クラーマーの提案
先月号に、サッカー協会の組織を改革しなければならないという話を書いた。クラーマーさんの意見を軸にして書いたのだが、そのときには、クラーマーさんの立場を傷つけないようにと思って、あまりあからさまには、クラーマーさんの意見を出さなかったつもりである。
ところが、クラーマーさんは、さすがにプロフェッショナルである。彼は、限られた時間をフルに使って、日本のサッカーに影響力を持つと思われる人に、つぎつぎに会って、自分の考えを説いたらしい。
ぼくたちのような報道関係者にも、ひとりひとり話をした。もちろん長沼、岡野、平木といった愛弟子たちにも説いた。協会の役員たちにも、直接、話をした。
その結果これなら実現の可能性があると見込んで、まとめたのが、日本を去る前の晩に、日本蹴球協会の常務理事会で出した爆弾提案だと思う。
提案内容の一部は、スポーツ新聞にも出ていたが、要するに協会の中に、それぞれ委員会を作って仕事を分担させ、若手の人材を登用し、組織的に仕事をさせよう、ということである。
「世界中、どこの国の協会でも、こういうふうにして仕事をしている。やってないのは日本だけ」
というわけで、クラーマーさんにとっては、これは“爆弾”でもなんでもない。当たりまえのことを、当たりまえに提案したに過ぎない。
提案五つのポイント
まとめ
クラーマーさんは、いろいろ、こまかい点まで配慮して、意見をいい残して帰ったが、ぼく自身がきいた話、ほかの人を通じてきいた話を総合してまとめると、主要なポイントは、次の五つになるように思う。
@新しい日本代表チームを作ること
日本のサッカーは昨年の10月、メキシコ・オリンピックのときは、アジアのN0.1だったが、いまでは、NO.5くらいである。ミュンヘン・オリンピックでよい成績をあげるためには、いますぐ新しい代表チーム作りを、はじめなければならない。
A新しいユースチームを作ること
現在のように、その場限りの高校選抜でアジアユース大会に参加しているのでは、絶対に勝てないし、効果も少ない。他の国が20歳以下で出場しているのに、日本だけが18歳以下で出るのも適当でない。ユースの編成を考え直さなくてはならない。

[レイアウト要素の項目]

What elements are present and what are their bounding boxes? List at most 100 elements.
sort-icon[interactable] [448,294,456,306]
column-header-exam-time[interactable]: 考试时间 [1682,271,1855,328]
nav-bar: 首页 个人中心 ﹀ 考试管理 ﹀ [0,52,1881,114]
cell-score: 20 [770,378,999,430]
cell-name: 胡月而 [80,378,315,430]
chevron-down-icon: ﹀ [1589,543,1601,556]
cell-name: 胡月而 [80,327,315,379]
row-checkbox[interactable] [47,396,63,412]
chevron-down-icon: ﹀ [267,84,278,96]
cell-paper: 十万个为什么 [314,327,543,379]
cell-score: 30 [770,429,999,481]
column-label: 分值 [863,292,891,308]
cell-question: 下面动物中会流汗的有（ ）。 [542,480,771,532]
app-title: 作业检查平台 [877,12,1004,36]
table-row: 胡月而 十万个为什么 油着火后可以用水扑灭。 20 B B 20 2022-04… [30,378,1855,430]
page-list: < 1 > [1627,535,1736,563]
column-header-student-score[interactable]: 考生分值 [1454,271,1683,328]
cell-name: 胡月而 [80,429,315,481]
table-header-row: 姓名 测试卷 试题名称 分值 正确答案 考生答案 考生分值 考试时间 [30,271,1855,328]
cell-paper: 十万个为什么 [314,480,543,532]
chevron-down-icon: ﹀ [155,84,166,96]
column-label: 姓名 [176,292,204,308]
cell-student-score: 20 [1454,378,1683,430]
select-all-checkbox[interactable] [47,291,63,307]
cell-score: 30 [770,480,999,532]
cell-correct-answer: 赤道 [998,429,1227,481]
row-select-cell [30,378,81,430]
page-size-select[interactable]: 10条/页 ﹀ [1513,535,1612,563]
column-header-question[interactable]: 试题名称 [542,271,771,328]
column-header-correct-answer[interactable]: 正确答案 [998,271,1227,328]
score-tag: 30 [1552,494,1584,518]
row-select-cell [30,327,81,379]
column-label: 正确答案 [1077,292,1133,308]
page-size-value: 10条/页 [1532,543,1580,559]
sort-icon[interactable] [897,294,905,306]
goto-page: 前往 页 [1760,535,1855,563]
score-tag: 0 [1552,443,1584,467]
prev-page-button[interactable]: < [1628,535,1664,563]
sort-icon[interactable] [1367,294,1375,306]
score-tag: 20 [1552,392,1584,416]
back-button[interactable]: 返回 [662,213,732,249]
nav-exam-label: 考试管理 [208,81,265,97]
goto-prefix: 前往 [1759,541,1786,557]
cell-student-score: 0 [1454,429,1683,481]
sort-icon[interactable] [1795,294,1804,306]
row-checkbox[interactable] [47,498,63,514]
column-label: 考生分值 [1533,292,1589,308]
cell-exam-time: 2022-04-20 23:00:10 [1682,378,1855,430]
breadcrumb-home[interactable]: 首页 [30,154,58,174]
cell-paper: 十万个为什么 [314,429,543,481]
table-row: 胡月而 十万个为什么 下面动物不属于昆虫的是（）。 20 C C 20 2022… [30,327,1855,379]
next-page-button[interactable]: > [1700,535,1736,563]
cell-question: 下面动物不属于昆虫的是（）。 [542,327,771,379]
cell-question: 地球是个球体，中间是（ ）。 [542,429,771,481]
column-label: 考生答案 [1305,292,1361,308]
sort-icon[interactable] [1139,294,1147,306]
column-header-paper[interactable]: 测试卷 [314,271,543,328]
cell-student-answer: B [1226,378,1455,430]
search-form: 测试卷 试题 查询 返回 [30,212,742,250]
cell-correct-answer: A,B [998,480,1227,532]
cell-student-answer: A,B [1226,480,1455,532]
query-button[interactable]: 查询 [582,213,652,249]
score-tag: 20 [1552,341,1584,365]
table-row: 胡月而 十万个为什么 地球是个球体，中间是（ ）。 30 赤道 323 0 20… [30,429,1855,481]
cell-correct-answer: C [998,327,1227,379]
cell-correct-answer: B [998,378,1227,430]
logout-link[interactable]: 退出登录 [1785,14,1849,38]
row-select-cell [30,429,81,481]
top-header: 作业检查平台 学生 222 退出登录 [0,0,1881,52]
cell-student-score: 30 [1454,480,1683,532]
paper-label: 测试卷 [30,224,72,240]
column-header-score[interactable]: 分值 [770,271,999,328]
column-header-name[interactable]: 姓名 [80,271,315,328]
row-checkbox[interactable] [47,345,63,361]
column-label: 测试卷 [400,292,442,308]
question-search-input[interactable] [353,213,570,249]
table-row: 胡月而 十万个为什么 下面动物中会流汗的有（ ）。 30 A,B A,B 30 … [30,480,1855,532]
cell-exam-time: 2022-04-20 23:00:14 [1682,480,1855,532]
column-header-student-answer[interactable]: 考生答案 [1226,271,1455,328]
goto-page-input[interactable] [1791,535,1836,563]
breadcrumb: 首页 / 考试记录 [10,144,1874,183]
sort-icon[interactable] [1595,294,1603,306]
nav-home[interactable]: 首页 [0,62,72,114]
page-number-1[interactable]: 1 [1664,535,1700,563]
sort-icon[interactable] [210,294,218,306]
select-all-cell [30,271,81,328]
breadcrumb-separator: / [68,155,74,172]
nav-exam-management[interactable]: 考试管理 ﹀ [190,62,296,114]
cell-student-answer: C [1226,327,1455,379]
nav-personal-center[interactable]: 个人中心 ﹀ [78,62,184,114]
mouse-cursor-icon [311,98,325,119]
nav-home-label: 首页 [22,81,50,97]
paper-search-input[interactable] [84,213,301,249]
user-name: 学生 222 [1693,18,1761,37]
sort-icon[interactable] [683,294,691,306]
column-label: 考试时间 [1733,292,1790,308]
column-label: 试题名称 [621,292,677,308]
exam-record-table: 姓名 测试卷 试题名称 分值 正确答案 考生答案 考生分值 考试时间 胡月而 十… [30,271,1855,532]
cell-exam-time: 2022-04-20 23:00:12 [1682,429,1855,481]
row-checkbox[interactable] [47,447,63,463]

課題一覧
a. 本文のうち、「提案内容の一部は、スポーツ新」から「を、はじめなければならない。」までを、両端の語句も含めて一字一句そのまま繰り返してください。
b. 本文をもとに、次の問いに答えてください。
(i) クラーマーさんが常務理事会で提案を出したのは、日本を去るどれくらい前のことですか。
(ii) クラーマーさんの愛弟子として名前が挙がっているのは誰ですか。
(iii) アジアユース大会に、他の国は何歳以下で出場していますか。
資料は使わなくてもかまいません。

解答例
a.
提案内容の一部は、スポーツ新聞にも出ていたが、要するに協会の中に、それぞれ委員会を作って仕事を分担させ、若手の人材を登用し、組織的に仕事をさせよう、ということである。
「世界中、どこの国の協会でも、こういうふうにして仕事をしている。やってないのは日本だけ」
というわけで、クラーマーさんにとっては、これは“爆弾”でもなんでもない。当たりまえのことを、当たりまえに提案したに過ぎない。
提案五つのポイント
まとめ
クラーマーさんは、いろいろ、こまかい点まで配慮して、意見をいい残して帰ったが、ぼく自身がきいた話、ほかの人を通じてきいた話を総合してまとめると、主要なポイントは、次の五つになるように思う。
@新しい日本代表チームを作ること
日本のサッカーは昨年の10月、メキシコ・オリンピックのときは、アジアのN0.1だったが、いまでは、NO.5くらいである。ミュンヘン・オリンピックでよい成績をあげるためには、いますぐ新しい代表チーム作りを、はじめなければならない。

b.
(i) 日本を去る前の晩です。
(ii) 長沼、岡野、平木です。
(iii) 20歳以下です。